Omit all images. Transcribe the rest of the material below exactly.

[Start of Given records]

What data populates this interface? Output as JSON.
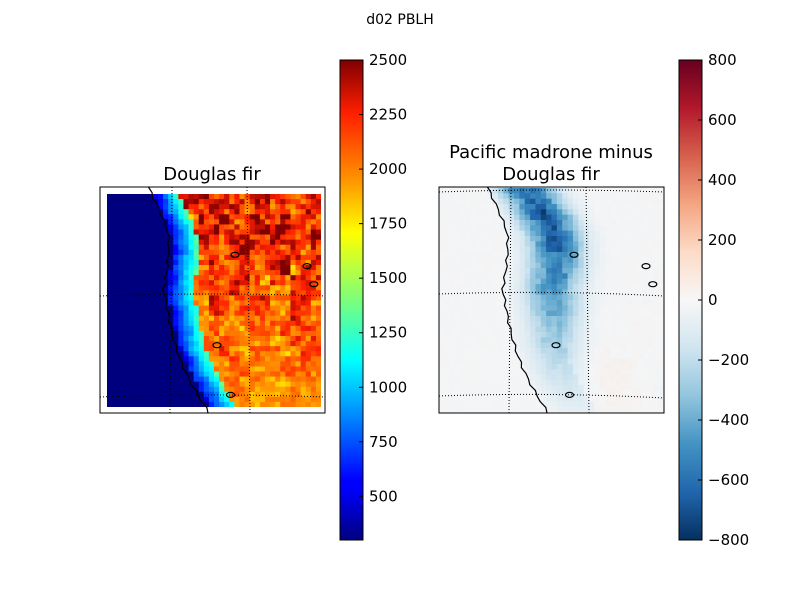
{
  "figure_title": "d02 PBLH",
  "chart_data": [
    {
      "type": "heatmap",
      "title": "Douglas fir",
      "map": "regional map of the US west coast with coastline, lakes and lat/lon grid",
      "grid": true,
      "colormap": "jet",
      "colorbar": {
        "vmin": 300,
        "vmax": 2500,
        "ticks": [
          500,
          750,
          1000,
          1250,
          1500,
          1750,
          2000,
          2250,
          2500
        ],
        "tick_labels": [
          "500",
          "750",
          "1000",
          "1250",
          "1500",
          "1750",
          "2000",
          "2250",
          "2500"
        ]
      },
      "pattern": {
        "ocean_value": 300,
        "coastal_values": [
          500,
          1300
        ],
        "interior_values": [
          1300,
          2500
        ],
        "maximum_region": "northern interior"
      }
    },
    {
      "type": "heatmap",
      "title": "Pacific madrone minus\nDouglas fir",
      "title_lines": [
        "Pacific madrone minus",
        "Douglas fir"
      ],
      "map": "regional map of the US west coast with coastline, lakes and lat/lon grid",
      "grid": true,
      "colormap": "RdBu_r",
      "colorbar": {
        "vmin": -800,
        "vmax": 800,
        "ticks": [
          800,
          600,
          400,
          200,
          0,
          -200,
          -400,
          -600,
          -800
        ],
        "tick_labels": [
          "800",
          "600",
          "400",
          "200",
          "0",
          "−200",
          "−400",
          "−600",
          "−800"
        ]
      },
      "pattern": {
        "ocean_value": 0,
        "minimum_region": "northern coastal interior",
        "min_value": -800,
        "positive_region": "southern interior",
        "max_value": 150
      }
    }
  ]
}
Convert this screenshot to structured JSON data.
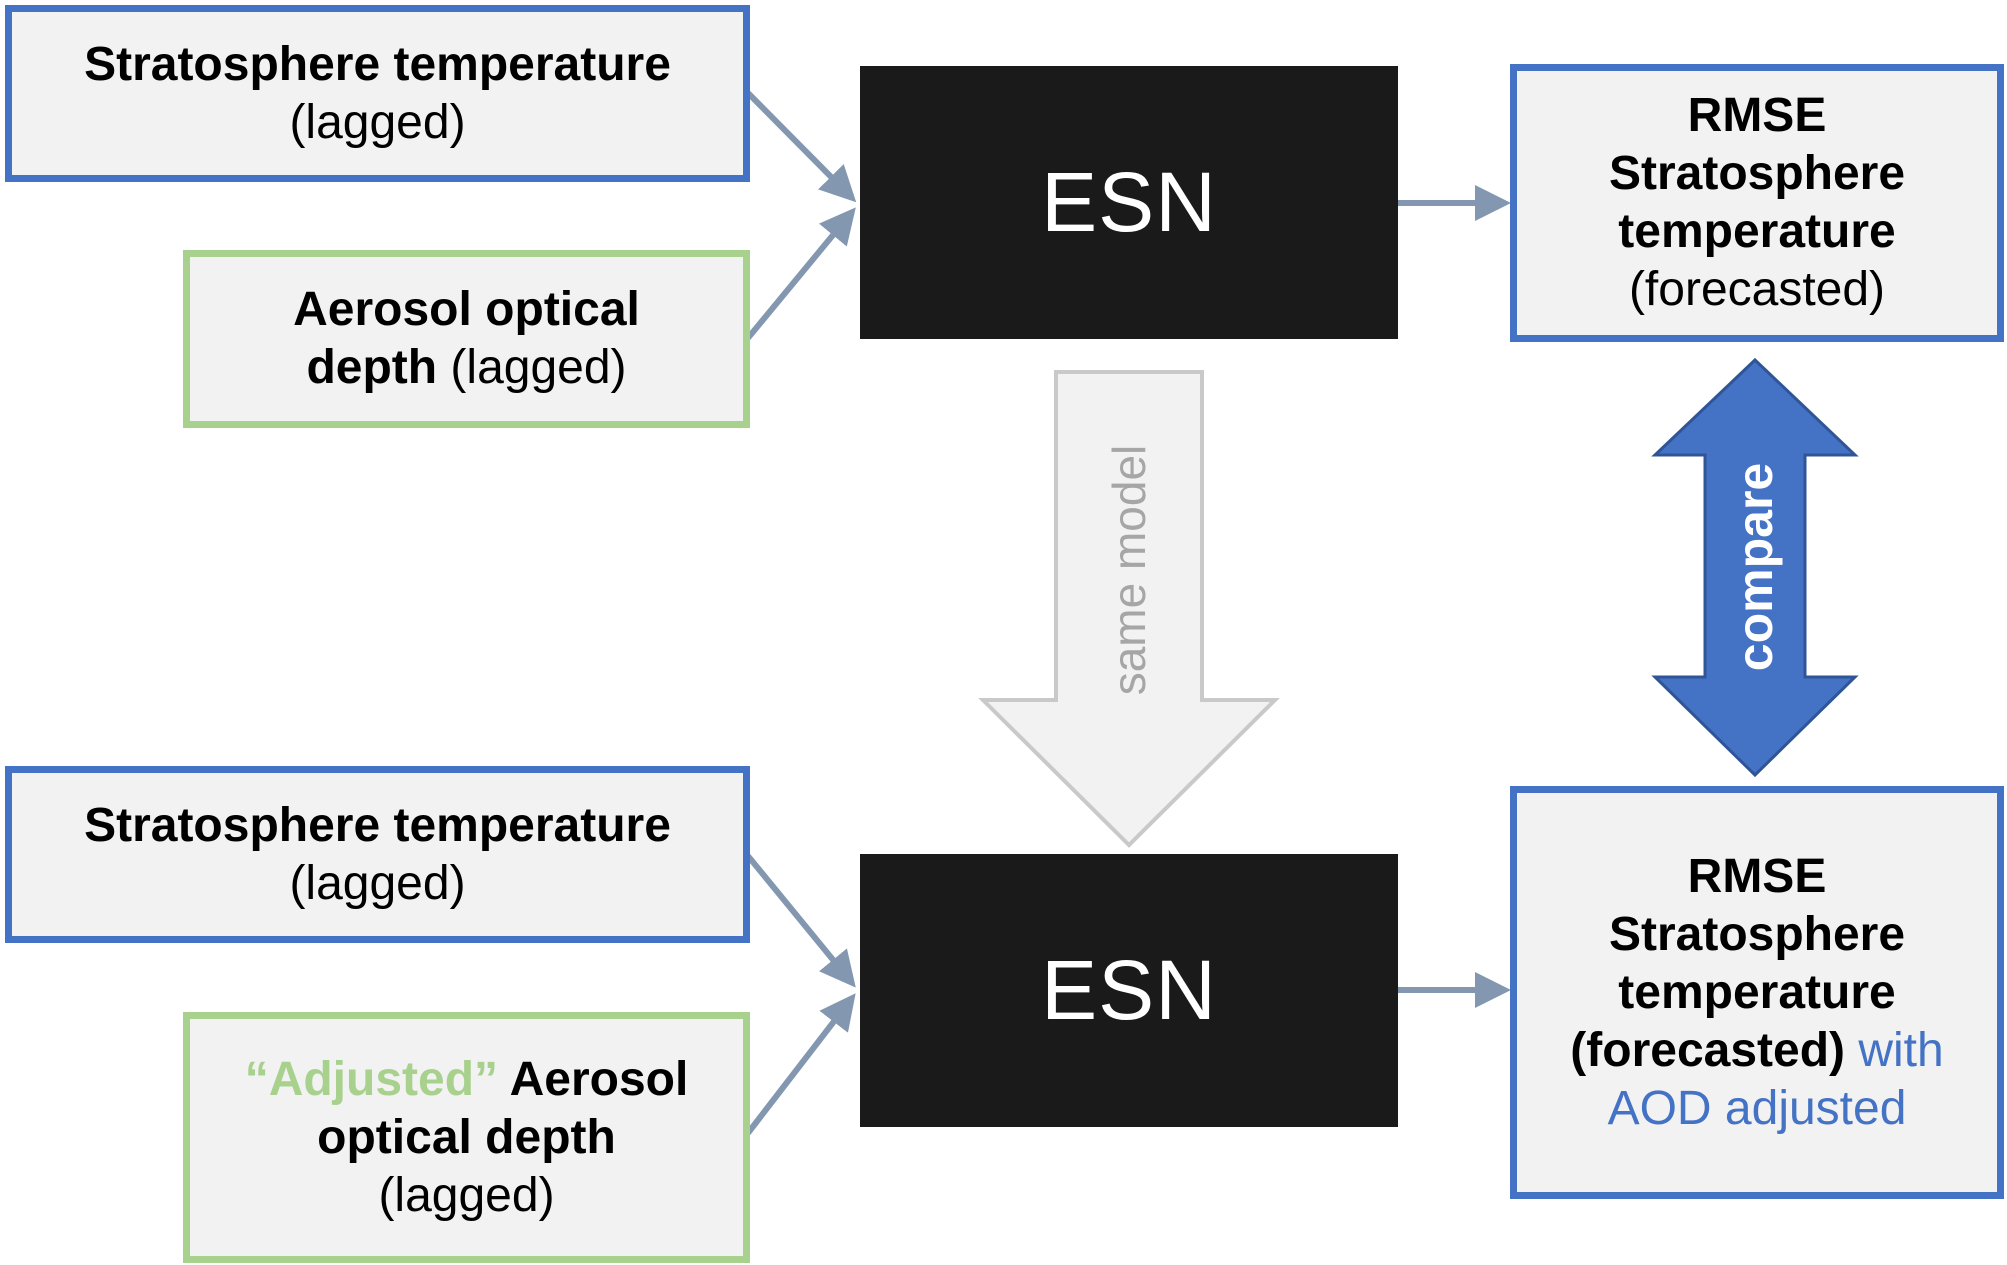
{
  "input_top": {
    "temp_title": "Stratosphere temperature",
    "temp_sub": "(lagged)",
    "aod_line1": "Aerosol optical",
    "aod_line2_bold": "depth",
    "aod_line2_normal": " (lagged)"
  },
  "input_bottom": {
    "temp_title": "Stratosphere temperature",
    "temp_sub": "(lagged)",
    "aod_adjusted": "“Adjusted”",
    "aod_line1_rest": " Aerosol",
    "aod_line2": "optical depth",
    "aod_line3": "(lagged)"
  },
  "model": {
    "top_label": "ESN",
    "bottom_label": "ESN",
    "same_model_label": "same model"
  },
  "output_top": {
    "line1": "RMSE",
    "line2": "Stratosphere",
    "line3": "temperature",
    "line4": "(forecasted)"
  },
  "output_bottom": {
    "line1": "RMSE",
    "line2": "Stratosphere",
    "line3": "temperature",
    "line4_bold": "(forecasted)",
    "line4_blue": " with",
    "line5_blue": "AOD adjusted"
  },
  "compare_label": "compare",
  "colors": {
    "blue_border": "#4472c4",
    "green_border": "#a9d18e",
    "box_fill": "#f2f2f2",
    "esn_fill": "#1a1a1a",
    "connector": "#8497b0",
    "same_model_arrow_fill": "#f2f2f2",
    "same_model_arrow_stroke": "#c9c9c9",
    "compare_arrow_fill": "#4472c4"
  }
}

[End of Given records]

* [Task answer]:
What data populates this interface? Output as JSON.
{
  "figure_title": "d02 PBLH",
  "chart_data": [
    {
      "type": "heatmap",
      "title": "Douglas fir",
      "map": "regional map of the US west coast with coastline, lakes and lat/lon grid",
      "grid": true,
      "colormap": "jet",
      "colorbar": {
        "vmin": 300,
        "vmax": 2500,
        "ticks": [
          500,
          750,
          1000,
          1250,
          1500,
          1750,
          2000,
          2250,
          2500
        ],
        "tick_labels": [
          "500",
          "750",
          "1000",
          "1250",
          "1500",
          "1750",
          "2000",
          "2250",
          "2500"
        ]
      },
      "pattern": {
        "ocean_value": 300,
        "coastal_values": [
          500,
          1300
        ],
        "interior_values": [
          1300,
          2500
        ],
        "maximum_region": "northern interior"
      }
    },
    {
      "type": "heatmap",
      "title": "Pacific madrone minus\nDouglas fir",
      "title_lines": [
        "Pacific madrone minus",
        "Douglas fir"
      ],
      "map": "regional map of the US west coast with coastline, lakes and lat/lon grid",
      "grid": true,
      "colormap": "RdBu_r",
      "colorbar": {
        "vmin": -800,
        "vmax": 800,
        "ticks": [
          800,
          600,
          400,
          200,
          0,
          -200,
          -400,
          -600,
          -800
        ],
        "tick_labels": [
          "800",
          "600",
          "400",
          "200",
          "0",
          "−200",
          "−400",
          "−600",
          "−800"
        ]
      },
      "pattern": {
        "ocean_value": 0,
        "minimum_region": "northern coastal interior",
        "min_value": -800,
        "positive_region": "southern interior",
        "max_value": 150
      }
    }
  ]
}
Convert this screenshot to structured JSON data.
{
  "input_top": {
    "temp_title": "Stratosphere temperature",
    "temp_sub": "(lagged)",
    "aod_line1": "Aerosol optical",
    "aod_line2_bold": "depth",
    "aod_line2_normal": " (lagged)"
  },
  "input_bottom": {
    "temp_title": "Stratosphere temperature",
    "temp_sub": "(lagged)",
    "aod_adjusted": "“Adjusted”",
    "aod_line1_rest": " Aerosol",
    "aod_line2": "optical depth",
    "aod_line3": "(lagged)"
  },
  "model": {
    "top_label": "ESN",
    "bottom_label": "ESN",
    "same_model_label": "same model"
  },
  "output_top": {
    "line1": "RMSE",
    "line2": "Stratosphere",
    "line3": "temperature",
    "line4": "(forecasted)"
  },
  "output_bottom": {
    "line1": "RMSE",
    "line2": "Stratosphere",
    "line3": "temperature",
    "line4_bold": "(forecasted)",
    "line4_blue": " with",
    "line5_blue": "AOD adjusted"
  },
  "compare_label": "compare",
  "colors": {
    "blue_border": "#4472c4",
    "green_border": "#a9d18e",
    "box_fill": "#f2f2f2",
    "esn_fill": "#1a1a1a",
    "connector": "#8497b0",
    "same_model_arrow_fill": "#f2f2f2",
    "same_model_arrow_stroke": "#c9c9c9",
    "compare_arrow_fill": "#4472c4"
  }
}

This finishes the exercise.